The work news is ours. Jason came home with some company paperwork on Friday that was EXTREMELY nice. The wheels are in motion now, but since nothing has officially happened yet and there’s a big confidentiality clause, I have to keep mum on the subject. Suffice to say, if everything goes according to plan, we’ll be able to take that big Disney World vacation this summer I’ve been dreaming about for four years. I didn’t even know if Jason was going to tell his mother; that’s how private it was. We just didn’t want to jinx it.
So: this long weekend. I’m not in the mood to do this like a normal entry. I think I’m just going to sum up all the things I remember.
Fast forward through the four-hour car ride. Nothing happened, except a brief stop at McDonald’s for breakfast. Get to Sharman’s, unpack. She talks a little about Mamaw and shows us her new toys. The kids play. She and Jason do Rock Band 2. I thumb gingerly through the consolation cards on her end table. There are so many– she must be well-loved. Good.

**PROMPT 1:** In the journal entry, how many years has the writer been dreaming about the Disney World vacation?
**PROMPT 2:** Restate word for word the part of the journal entry that opens with the words containing "So: this long" and closes with "be well-loved. Good.".

**SUPPLIED MATERIAL:**

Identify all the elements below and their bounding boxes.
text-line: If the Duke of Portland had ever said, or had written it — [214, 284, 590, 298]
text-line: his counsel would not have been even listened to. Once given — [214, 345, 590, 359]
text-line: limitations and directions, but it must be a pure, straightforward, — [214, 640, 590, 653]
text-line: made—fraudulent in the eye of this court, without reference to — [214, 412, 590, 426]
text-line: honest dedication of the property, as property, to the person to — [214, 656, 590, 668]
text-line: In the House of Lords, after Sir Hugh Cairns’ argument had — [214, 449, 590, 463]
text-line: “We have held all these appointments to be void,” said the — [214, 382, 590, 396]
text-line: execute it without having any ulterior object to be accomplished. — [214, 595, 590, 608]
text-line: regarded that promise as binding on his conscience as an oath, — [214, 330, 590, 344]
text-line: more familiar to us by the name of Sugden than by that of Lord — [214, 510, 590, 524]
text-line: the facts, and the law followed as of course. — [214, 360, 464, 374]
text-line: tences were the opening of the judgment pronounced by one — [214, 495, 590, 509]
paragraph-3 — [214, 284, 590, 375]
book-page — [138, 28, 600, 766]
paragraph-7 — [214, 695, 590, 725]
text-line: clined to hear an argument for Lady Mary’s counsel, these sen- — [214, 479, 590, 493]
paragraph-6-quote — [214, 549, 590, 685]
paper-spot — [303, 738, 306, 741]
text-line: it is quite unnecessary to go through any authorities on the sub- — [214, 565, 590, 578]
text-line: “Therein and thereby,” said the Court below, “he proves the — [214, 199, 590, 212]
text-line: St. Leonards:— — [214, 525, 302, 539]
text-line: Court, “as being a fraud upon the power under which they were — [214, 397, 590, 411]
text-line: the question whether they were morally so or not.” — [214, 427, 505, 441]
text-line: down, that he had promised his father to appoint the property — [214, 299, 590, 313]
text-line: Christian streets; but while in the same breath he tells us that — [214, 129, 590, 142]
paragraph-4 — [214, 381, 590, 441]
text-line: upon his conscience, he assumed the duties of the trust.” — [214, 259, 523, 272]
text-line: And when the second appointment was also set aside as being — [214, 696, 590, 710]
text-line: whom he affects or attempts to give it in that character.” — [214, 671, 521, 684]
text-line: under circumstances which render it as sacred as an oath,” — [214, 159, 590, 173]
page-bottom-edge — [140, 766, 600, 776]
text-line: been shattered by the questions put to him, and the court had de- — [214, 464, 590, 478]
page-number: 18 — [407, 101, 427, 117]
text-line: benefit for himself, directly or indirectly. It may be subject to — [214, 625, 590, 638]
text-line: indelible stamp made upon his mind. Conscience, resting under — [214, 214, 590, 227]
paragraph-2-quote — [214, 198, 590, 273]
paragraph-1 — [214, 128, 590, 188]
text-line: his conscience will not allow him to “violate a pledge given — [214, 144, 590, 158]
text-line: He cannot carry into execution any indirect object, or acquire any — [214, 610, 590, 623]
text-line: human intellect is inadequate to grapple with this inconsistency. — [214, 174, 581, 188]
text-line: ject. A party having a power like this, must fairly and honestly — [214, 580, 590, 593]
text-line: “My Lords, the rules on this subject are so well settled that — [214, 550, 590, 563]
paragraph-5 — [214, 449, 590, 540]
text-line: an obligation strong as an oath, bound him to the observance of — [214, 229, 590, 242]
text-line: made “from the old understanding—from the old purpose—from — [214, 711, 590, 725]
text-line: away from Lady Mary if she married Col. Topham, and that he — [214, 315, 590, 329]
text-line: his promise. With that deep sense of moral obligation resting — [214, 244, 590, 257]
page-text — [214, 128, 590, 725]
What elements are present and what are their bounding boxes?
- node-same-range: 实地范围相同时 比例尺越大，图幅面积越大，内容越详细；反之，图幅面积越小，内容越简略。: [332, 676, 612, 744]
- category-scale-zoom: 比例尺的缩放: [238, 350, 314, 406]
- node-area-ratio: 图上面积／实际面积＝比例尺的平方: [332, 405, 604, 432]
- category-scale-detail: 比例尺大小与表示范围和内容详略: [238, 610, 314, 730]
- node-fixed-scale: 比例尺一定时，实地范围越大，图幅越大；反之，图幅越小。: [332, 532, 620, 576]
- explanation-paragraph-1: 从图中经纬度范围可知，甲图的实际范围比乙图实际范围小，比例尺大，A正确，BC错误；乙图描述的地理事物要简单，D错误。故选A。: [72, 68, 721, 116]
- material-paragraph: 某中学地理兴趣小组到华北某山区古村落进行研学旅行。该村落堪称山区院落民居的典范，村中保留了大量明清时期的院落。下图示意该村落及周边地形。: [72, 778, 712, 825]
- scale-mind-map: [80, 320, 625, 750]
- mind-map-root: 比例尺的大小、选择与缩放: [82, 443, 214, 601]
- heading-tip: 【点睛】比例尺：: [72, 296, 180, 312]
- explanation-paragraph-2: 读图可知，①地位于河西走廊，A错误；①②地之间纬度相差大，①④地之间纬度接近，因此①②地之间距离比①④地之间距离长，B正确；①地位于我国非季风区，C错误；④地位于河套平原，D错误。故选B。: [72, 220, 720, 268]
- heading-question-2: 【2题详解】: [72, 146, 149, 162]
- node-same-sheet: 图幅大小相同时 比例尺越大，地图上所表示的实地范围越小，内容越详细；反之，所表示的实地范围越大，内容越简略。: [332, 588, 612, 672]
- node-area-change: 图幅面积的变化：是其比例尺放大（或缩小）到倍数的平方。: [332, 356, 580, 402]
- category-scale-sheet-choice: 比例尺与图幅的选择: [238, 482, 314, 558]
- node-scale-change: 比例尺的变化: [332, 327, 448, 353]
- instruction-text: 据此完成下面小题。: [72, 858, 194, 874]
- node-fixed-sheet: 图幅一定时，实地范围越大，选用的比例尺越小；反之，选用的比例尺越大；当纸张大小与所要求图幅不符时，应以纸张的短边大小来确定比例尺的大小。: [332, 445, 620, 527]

**CORRECT RESULT 1:** Four years.

**CORRECT RESULT 2:**
So: this long weekend. I’m not in the mood to do this like a normal entry. I think I’m just going to sum up all the things I remember.
Fast forward through the four-hour car ride. Nothing happened, except a brief stop at McDonald’s for breakfast. Get to Sharman’s, unpack. She talks a little about Mamaw and shows us her new toys. The kids play. She and Jason do Rock Band 2. I thumb gingerly through the consolation cards on her end table. There are so many– she must be well-loved. Good.